• [What you will do] The expected output is each line below containing "gives", copied in full.

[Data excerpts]
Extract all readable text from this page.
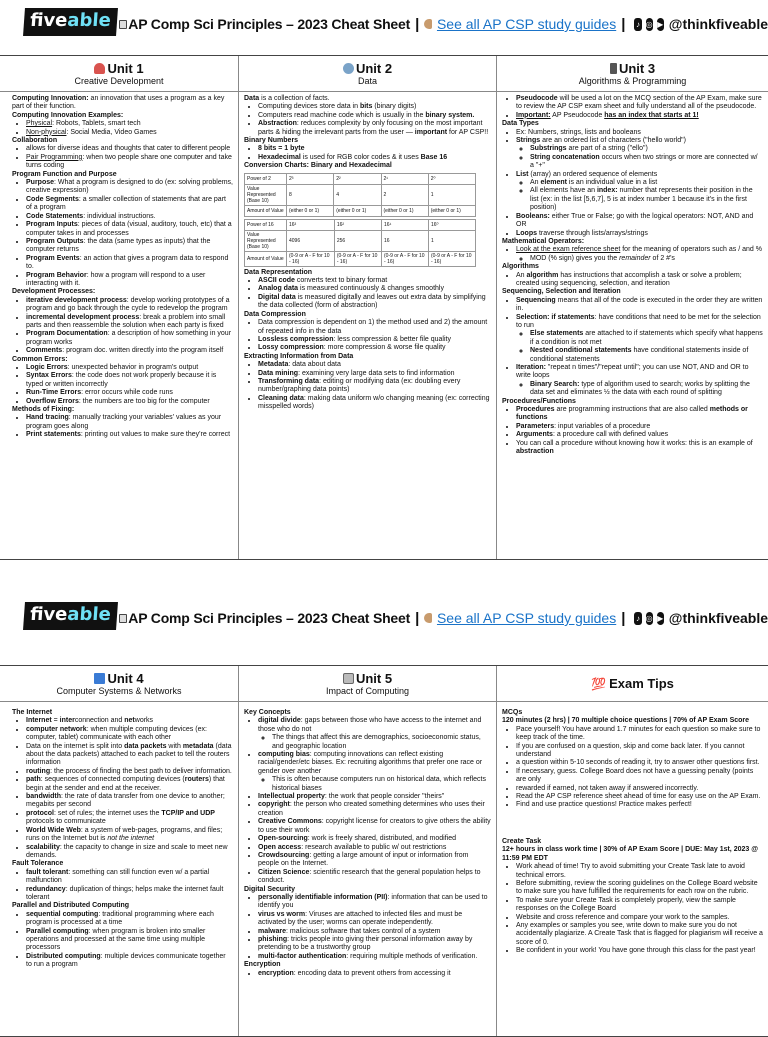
fiveable	AP Comp Sci Principles – 2023 Cheat Sheet | See all AP CSP study guides | ♪ ◎ ▶ @thinkfiveable
Unit 1
Creative Development
Computing Innovation: an innovation that uses a program as a key part of their function.
Computing Innovation Examples:
• Physical: Robots, Tablets, smart tech
• Non-physical: Social Media, Video Games
Collaboration
• allows for diverse ideas and thoughts that cater to different people
• Pair Programming: when two people share one computer and take turns coding
Program Function and Purpose
• Purpose: What a program is designed to do (ex: solving problems, creative expression)
• Code Segments: a smaller collection of statements that are part of a program
• Code Statements: individual instructions.
• Program Inputs: pieces of data (visual, auditory, touch, etc) that a computer takes in and processes
• Program Outputs: the data (same types as inputs) that the computer returns
• Program Events: an action that gives a program data to respond to.
• Program Behavior: how a program will respond to a user interacting with it.
Development Processes:
• iterative development process: develop working prototypes of a program and go back through the cycle to redevelop the program
• incremental development process: break a problem into small parts and then reassemble the solution when each party is fixed
• Program Documentation: a description of how something in your program works
• Comments: program doc. written directly into the program itself
Common Errors:
• Logic Errors: unexpected behavior in program's output
• Syntax Errors: the code does not work properly because it is typed or written incorrectly
• Run-Time Errors: error occurs while code runs
• Overflow Errors: the numbers are too big for the computer
Methods of Fixing:
• Hand tracing: manually tracking your variables' values as your program goes along
• Print statements: printing out values to make sure they're correct
Unit 2
Data
Data is a collection of facts.
• Computing devices store data in bits (binary digits)
• Computers read machine code which is usually in the binary system.
• Abstraction: reduces complexity by only focusing on the most important parts & hiding the irrelevant parts from the user — important for AP CSP!!
Binary Numbers
• 8 bits = 1 byte
• Hexadecimal is used for RGB color codes & it uses Base 16
Conversion Charts: Binary and Hexadecimal
Power of 2	2³	2²	2¹	2⁰
Value Represented (Base 10)	8	4	2	1
Amount of Value	(either 0 or 1)	(either 0 or 1)	(either 0 or 1)	(either 0 or 1)
Power of 16	16³	16²	16¹	16⁰
Value Represented (Base 10)	4096	256	16	1
Amount of Value	(0-9 or A - F for 10 - 16)	(0-9 or A - F for 10 - 16)	(0-9 or A - F for 10 - 16)	(0-9 or A - F for 10 - 16)
Data Representation
• ASCII code converts text to binary format
• Analog data is measured continuously & changes smoothly
• Digital data is measured digitally and leaves out extra data by simplifying the data collected (form of abstraction)
Data Compression
• Data compression is dependent on 1) the method used and 2) the amount of repeated info in the data
• Lossless compression: less compression & better file quality
• Lossy compression: more compression & worse file quality
Extracting Information from Data
• Metadata: data about data
• Data mining: examining very large data sets to find information
• Transforming data: editing or modifying data (ex: doubling every number/graphing data points)
• Cleaning data: making data uniform w/o changing meaning (ex: correcting misspelled words)
Unit 3
Algorithms & Programming
• Pseudocode will be used a lot on the MCQ section of the AP Exam, make sure to review the AP CSP exam sheet and fully understand all of the pseudocode.
• Important: AP Pseudocode has an index that starts at 1!
Data Types
• Ex: Numbers, strings, lists and booleans
• Strings are an ordered list of characters ("hello world")
◦ Substrings are part of a string ("ello")
◦ String concatenation occurs when two strings or more are connected w/ a "+"
• List (array) an ordered sequence of elements
◦ An element is an individual value in a list
◦ All elements have an index: number that represents their position in the list (ex: in the list [5,6,7], 5 is at index number 1 because it's in the first position)
• Booleans: either True or False; go with the logical operators: NOT, AND and OR
• Loops traverse through lists/arrays/strings
Mathematical Operators:
• Look at the exam reference sheet for the meaning of operators such as / and %
◦ MOD (% sign) gives you the remainder of 2 #'s
Algorithms
• An algorithm has instructions that accomplish a task or solve a problem; created using sequencing, selection, and iteration
Sequencing, Selection and Iteration
• Sequencing means that all of the code is executed in the order they are written in.
• Selection: if statements: have conditions that need to be met for the selection to run
◦ Else statements are attached to if statements which specify what happens if a condition is not met
◦ Nested conditional statements have conditional statements inside of conditional statements
• Iteration: "repeat n times"/"repeat until"; you can use NOT, AND and OR to write loops
◦ Binary Search: type of algorithm used to search; works by splitting the data set and eliminates ½ the data with each round of splitting
Procedures/Functions
• Procedures are programming instructions that are also called methods or functions
• Parameters: input variables of a procedure
• Arguments: a procedure call with defined values
• You can call a procedure without knowing how it works: this is an example of abstraction
fiveable	AP Comp Sci Principles – 2023 Cheat Sheet | See all AP CSP study guides | ♪ ◎ ▶ @thinkfiveable
Unit 4
Computer Systems & Networks
The Internet
• Internet = interconnection and networks
• computer network: when multiple computing devices (ex: computer, tablet) communicate with each other
• Data on the internet is split into data packets with metadata (data about the data packets) attached to each packet to tell the routers information
• routing: the process of finding the best path to deliver information.
• path: sequences of connected computing devices (routers) that begin at the sender and end at the receiver.
• bandwidth: the rate of data transfer from one device to another; megabits per second
• protocol: set of rules; the internet uses the TCP/IP and UDP protocols to communicate
• World Wide Web: a system of web-pages, programs, and files; runs on the Internet but is not the internet
• scalability: the capacity to change in size and scale to meet new demands.
Fault Tolerance
• fault tolerant: something can still function even w/ a partial malfunction
• redundancy: duplication of things; helps make the internet fault tolerant
Parallel and Distributed Computing
• sequential computing: traditional programming where each program is processed at a time
• Parallel computing: when program is broken into smaller operations and processed at the same time using multiple processors
• Distributed computing: multiple devices communicate together to run a program
Unit 5
Impact of Computing
Key Concepts
• digital divide: gaps between those who have access to the internet and those who do not
◦ The things that affect this are demographics, socioeconomic status, and geographic location
• computing bias: computing innovations can reflect existing racial/gender/etc biases. Ex: recruiting algorithms that prefer one race or gender over another
◦ This is often because computers run on historical data, which reflects historical biases
• Intellectual property: the work that people consider "theirs"
• copyright: the person who created something determines who uses their creation
• Creative Commons: copyright license for creators to give others the ability to use their work
• Open-sourcing: work is freely shared, distributed, and modified
• Open access: research available to public w/ out restrictions
• Crowdsourcing: getting a large amount of input or information from people on the Internet.
• Citizen Science: scientific research that the general population helps to conduct.
Digital Security
• personally identifiable information (PII): information that can be used to identify you
• virus vs worm: Viruses are attached to infected files and must be activated by the user; worms can operate independently.
• malware: malicious software that takes control of a system
• phishing: tricks people into giving their personal information away by pretending to be a trustworthy group
• multi-factor authentication: requiring multiple methods of verification.
Encryption
• encryption: encoding data to prevent others from accessing it
💯 Exam Tips
MCQs
120 minutes (2 hrs) | 70 multiple choice questions | 70% of AP Exam Score
• Pace yourself! You have around 1.7 minutes for each question so make sure to keep track of the time.
• If you are confused on a question, skip and come back later. If you cannot understand
• a question within 5-10 seconds of reading it, try to answer other questions first.
• If necessary, guess. College Board does not have a guessing penalty (points are only
• rewarded if earned, not taken away if answered incorrectly.
• Read the AP CSP reference sheet ahead of time for easy use on the AP Exam.
• Find and use practice questions! Practice makes perfect!
Create Task
12+ hours in class work time | 30% of AP Exam Score | DUE: May 1st, 2023 @ 11:59 PM EDT
• Work ahead of time! Try to avoid submitting your Create Task late to avoid technical errors.
• Before submitting, review the scoring guidelines on the College Board website to make sure you have fulfilled the requirements for each row on the rubric.
• To make sure your Create Task is completely properly, view the sample responses on the College Board
• Website and cross reference and compare your work to the samples.
• Any examples or samples you see, write down to make sure you do not accidentally plagiarize. A Create Task that is flagged for plagiarism will receive a score of 0.
• Be confident in your work! You have gone through this class for the past year!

• [Result]
• Program Events: an action that gives a program data to respond to.
◦ MOD (% sign) gives you the remainder of 2 #'s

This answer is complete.